> Required work: Copy each line in the data that includes the word "this".

> Dataset extract:
========================
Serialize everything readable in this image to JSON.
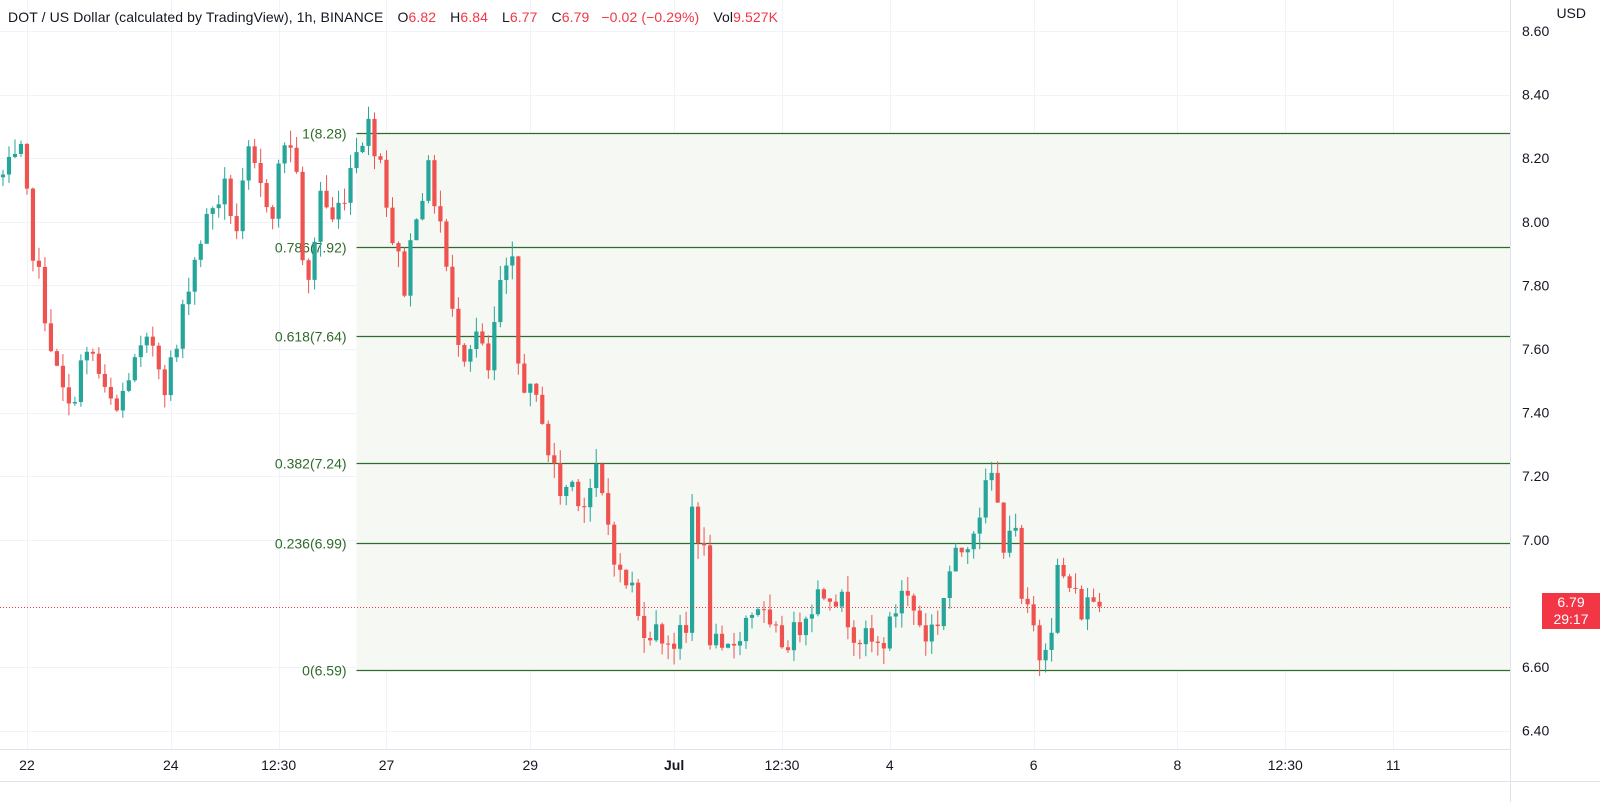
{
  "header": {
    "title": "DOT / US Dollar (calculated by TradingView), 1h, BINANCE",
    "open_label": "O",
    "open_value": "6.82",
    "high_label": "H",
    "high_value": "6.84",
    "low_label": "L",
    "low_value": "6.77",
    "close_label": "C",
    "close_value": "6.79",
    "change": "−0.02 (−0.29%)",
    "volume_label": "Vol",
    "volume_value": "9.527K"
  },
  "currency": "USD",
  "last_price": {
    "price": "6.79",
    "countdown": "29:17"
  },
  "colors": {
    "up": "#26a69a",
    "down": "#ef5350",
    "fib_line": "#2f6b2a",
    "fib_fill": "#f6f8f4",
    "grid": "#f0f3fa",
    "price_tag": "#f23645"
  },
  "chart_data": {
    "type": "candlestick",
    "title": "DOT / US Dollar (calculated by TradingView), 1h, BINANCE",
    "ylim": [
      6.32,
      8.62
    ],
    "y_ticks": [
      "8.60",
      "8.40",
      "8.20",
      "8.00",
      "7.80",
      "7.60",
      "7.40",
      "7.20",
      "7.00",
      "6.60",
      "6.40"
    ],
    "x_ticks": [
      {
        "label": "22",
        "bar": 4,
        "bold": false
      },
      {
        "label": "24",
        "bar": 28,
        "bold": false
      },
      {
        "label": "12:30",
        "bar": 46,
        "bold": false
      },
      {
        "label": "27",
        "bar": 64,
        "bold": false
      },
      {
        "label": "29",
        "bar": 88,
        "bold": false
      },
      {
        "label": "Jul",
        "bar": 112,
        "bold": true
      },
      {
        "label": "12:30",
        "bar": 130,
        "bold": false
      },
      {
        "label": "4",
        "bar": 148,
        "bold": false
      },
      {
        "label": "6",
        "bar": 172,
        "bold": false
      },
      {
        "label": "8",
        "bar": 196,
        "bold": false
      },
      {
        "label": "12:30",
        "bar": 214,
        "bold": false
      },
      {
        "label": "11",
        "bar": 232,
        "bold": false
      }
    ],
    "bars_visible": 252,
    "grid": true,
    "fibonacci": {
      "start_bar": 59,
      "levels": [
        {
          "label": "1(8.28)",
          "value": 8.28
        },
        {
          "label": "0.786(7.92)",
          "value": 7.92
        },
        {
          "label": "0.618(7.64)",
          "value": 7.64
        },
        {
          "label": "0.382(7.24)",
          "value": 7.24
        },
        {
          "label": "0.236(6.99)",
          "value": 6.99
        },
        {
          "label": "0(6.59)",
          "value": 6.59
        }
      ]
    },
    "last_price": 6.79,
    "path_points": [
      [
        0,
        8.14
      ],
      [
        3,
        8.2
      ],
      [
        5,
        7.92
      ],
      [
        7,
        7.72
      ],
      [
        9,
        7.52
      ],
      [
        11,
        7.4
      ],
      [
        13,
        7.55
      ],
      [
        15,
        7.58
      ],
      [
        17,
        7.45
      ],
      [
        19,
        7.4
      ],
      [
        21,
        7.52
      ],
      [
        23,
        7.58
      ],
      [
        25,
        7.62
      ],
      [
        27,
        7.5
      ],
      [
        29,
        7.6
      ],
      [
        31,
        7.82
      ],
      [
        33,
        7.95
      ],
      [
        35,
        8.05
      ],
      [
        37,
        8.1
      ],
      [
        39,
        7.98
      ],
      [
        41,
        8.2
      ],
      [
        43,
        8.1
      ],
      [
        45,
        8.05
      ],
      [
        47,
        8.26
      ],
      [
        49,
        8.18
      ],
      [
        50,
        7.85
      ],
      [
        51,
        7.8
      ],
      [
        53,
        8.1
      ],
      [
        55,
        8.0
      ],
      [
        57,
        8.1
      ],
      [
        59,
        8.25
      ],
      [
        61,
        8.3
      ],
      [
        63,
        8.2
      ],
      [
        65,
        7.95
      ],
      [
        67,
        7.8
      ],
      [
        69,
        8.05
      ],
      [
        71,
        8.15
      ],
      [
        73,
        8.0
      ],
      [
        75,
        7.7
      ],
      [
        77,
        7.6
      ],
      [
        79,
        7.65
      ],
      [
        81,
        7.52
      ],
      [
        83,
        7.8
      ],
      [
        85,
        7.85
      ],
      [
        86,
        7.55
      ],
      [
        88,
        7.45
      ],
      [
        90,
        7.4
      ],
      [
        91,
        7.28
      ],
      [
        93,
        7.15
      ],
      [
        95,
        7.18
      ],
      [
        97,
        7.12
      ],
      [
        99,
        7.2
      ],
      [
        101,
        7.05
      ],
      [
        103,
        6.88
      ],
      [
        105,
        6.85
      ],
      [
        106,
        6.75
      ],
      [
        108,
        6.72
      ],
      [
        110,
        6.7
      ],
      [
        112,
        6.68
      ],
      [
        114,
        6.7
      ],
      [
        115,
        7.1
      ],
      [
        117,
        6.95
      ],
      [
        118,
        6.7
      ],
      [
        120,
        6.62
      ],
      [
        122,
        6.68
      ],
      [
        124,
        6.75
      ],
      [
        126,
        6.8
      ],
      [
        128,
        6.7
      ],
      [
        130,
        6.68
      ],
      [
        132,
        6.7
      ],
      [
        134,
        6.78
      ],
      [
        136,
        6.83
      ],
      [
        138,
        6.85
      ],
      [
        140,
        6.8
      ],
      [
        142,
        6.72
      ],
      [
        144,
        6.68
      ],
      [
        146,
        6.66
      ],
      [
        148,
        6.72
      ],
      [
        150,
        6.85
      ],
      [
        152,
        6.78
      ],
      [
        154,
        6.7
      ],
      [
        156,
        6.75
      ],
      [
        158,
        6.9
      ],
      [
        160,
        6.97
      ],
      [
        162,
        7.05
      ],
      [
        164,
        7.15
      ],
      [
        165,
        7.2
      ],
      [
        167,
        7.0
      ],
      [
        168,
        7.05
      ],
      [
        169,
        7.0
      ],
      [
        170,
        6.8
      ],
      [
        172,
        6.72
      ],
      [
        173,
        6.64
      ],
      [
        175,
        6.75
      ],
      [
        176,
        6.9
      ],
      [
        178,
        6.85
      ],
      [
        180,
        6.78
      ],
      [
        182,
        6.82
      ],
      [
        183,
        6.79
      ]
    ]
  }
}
========================
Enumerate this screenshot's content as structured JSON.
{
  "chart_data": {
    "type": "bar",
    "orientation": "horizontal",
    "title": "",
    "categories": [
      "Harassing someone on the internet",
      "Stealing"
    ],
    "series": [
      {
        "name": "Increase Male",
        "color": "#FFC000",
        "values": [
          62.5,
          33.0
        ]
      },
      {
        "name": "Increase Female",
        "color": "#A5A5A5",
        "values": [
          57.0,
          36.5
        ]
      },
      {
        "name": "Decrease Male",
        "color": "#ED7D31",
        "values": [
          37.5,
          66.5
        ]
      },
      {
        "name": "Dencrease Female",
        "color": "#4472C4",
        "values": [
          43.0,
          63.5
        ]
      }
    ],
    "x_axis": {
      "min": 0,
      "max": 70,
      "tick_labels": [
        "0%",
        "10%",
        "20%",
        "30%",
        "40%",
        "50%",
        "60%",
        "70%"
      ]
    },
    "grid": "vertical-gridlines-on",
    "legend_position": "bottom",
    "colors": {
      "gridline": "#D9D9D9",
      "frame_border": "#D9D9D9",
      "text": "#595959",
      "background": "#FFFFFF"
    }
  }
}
========================
> Expected answer:
Serialize everything readable in this image to JSON.
Enumerate this screenshot's content as structured JSON.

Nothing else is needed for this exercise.